DATA RECORDS:
==============================

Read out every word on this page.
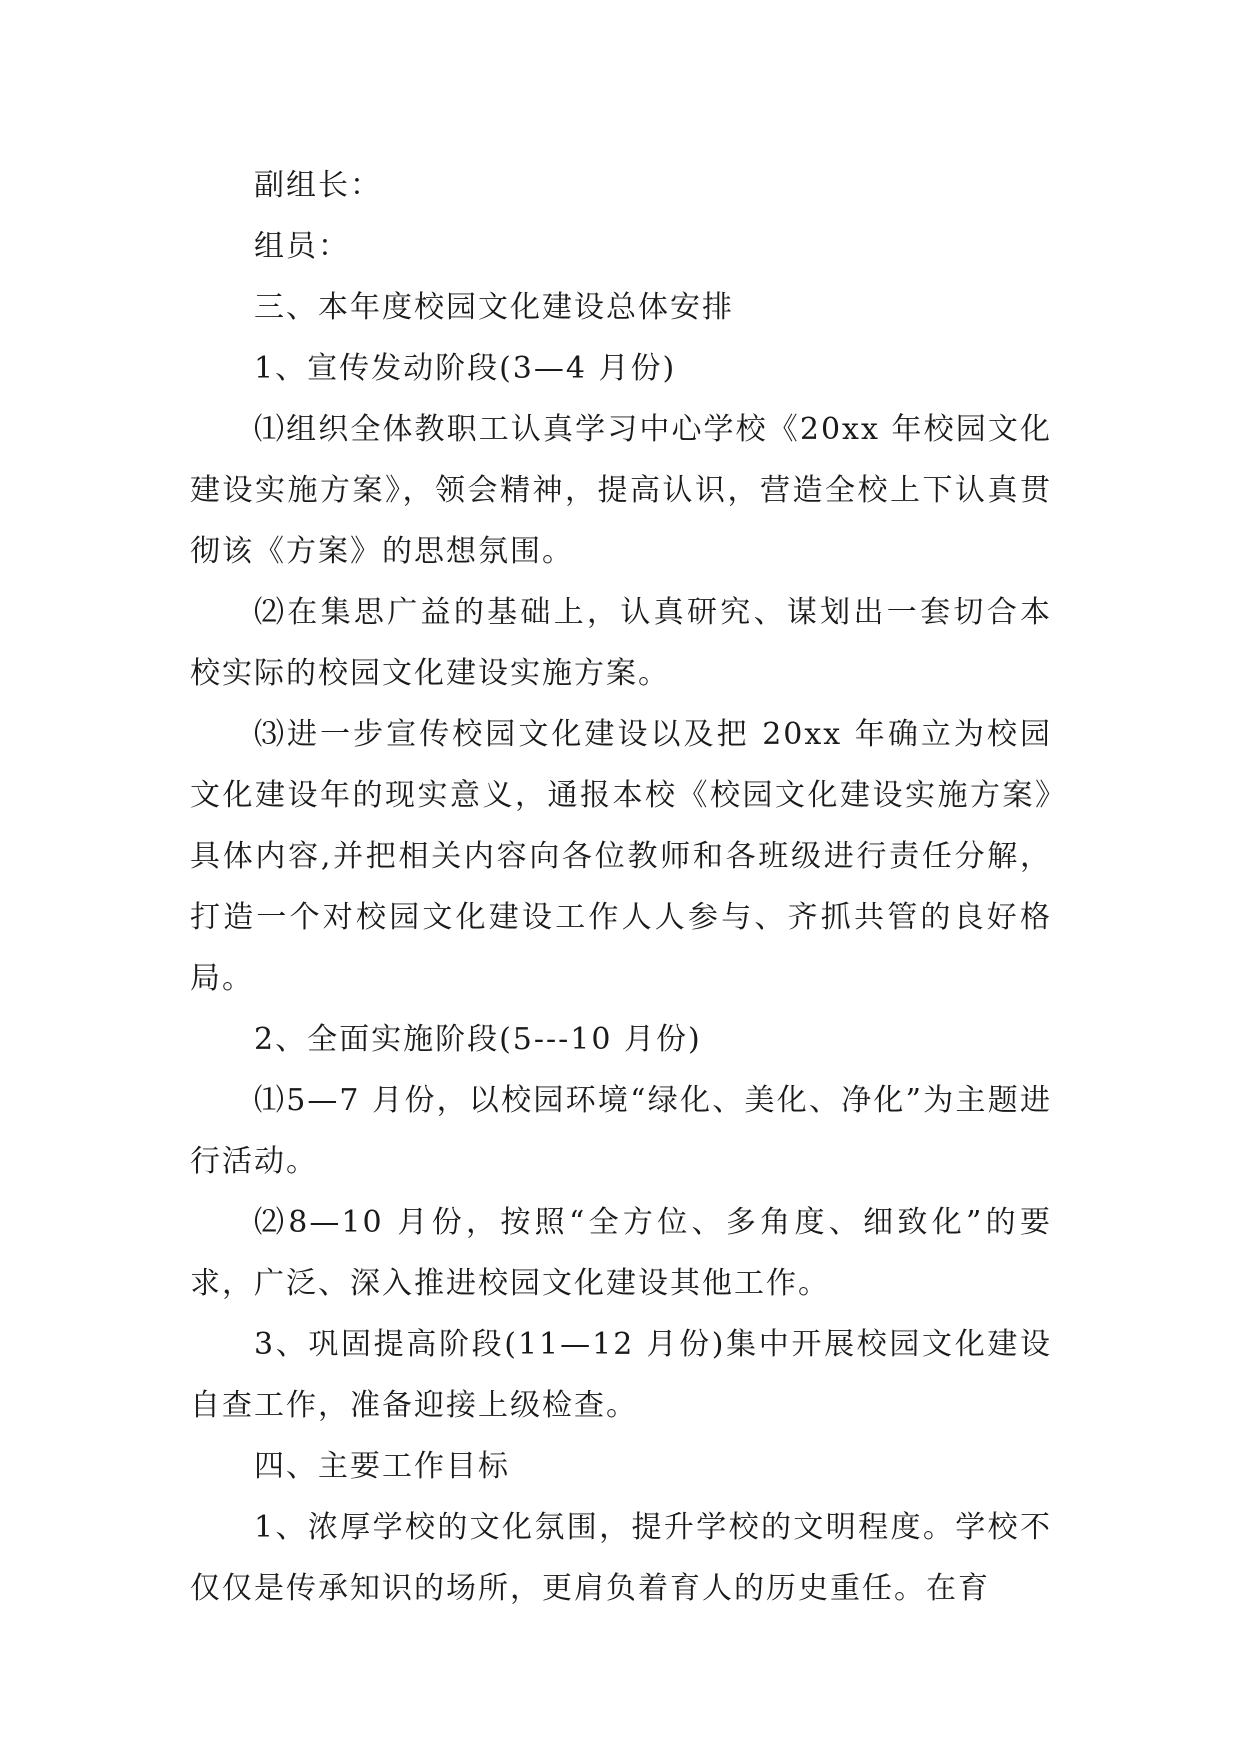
副组长：

组员：

三、本年度校园文化建设总体安排

1、宣传发动阶段(3—4 月份)

⑴组织全体教职工认真学习中心学校《20xx 年校园文化建设实施方案》，领会精神，提高认识，营造全校上下认真贯彻该《方案》的思想氛围。

⑵在集思广益的基础上，认真研究、谋划出一套切合本校实际的校园文化建设实施方案。

⑶进一步宣传校园文化建设以及把 20xx 年确立为校园文化建设年的现实意义，通报本校《校园文化建设实施方案》具体内容,并把相关内容向各位教师和各班级进行责任分解，打造一个对校园文化建设工作人人参与、齐抓共管的良好格局。

2、全面实施阶段(5---10 月份)

⑴5—7 月份，以校园环境“绿化、美化、净化”为主题进行活动。

⑵8—10 月份，按照“全方位、多角度、细致化”的要求，广泛、深入推进校园文化建设其他工作。

3、巩固提高阶段(11—12 月份)集中开展校园文化建设自查工作，准备迎接上级检查。

四、主要工作目标

1、浓厚学校的文化氛围，提升学校的文明程度。学校不仅仅是传承知识的场所，更肩负着育人的历史重任。在育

==============================

TASK DIRECTIONS:
Using the records above, output their complete text exactly, minus any images.

TASK RESULT:
Read out every word on this page.
副组长：

组员：

三、本年度校园文化建设总体安排

1、宣传发动阶段(3—4 月份)

⑴组织全体教职工认真学习中心学校《20xx 年校园文化建设实施方案》，领会精神，提高认识，营造全校上下认真贯彻该《方案》的思想氛围。

⑵在集思广益的基础上，认真研究、谋划出一套切合本校实际的校园文化建设实施方案。

⑶进一步宣传校园文化建设以及把 20xx 年确立为校园文化建设年的现实意义，通报本校《校园文化建设实施方案》具体内容,并把相关内容向各位教师和各班级进行责任分解，打造一个对校园文化建设工作人人参与、齐抓共管的良好格局。

2、全面实施阶段(5---10 月份)

⑴5—7 月份，以校园环境“绿化、美化、净化”为主题进行活动。

⑵8—10 月份，按照“全方位、多角度、细致化”的要求，广泛、深入推进校园文化建设其他工作。

3、巩固提高阶段(11—12 月份)集中开展校园文化建设自查工作，准备迎接上级检查。

四、主要工作目标

1、浓厚学校的文化氛围，提升学校的文明程度。学校不仅仅是传承知识的场所，更肩负着育人的历史重任。在育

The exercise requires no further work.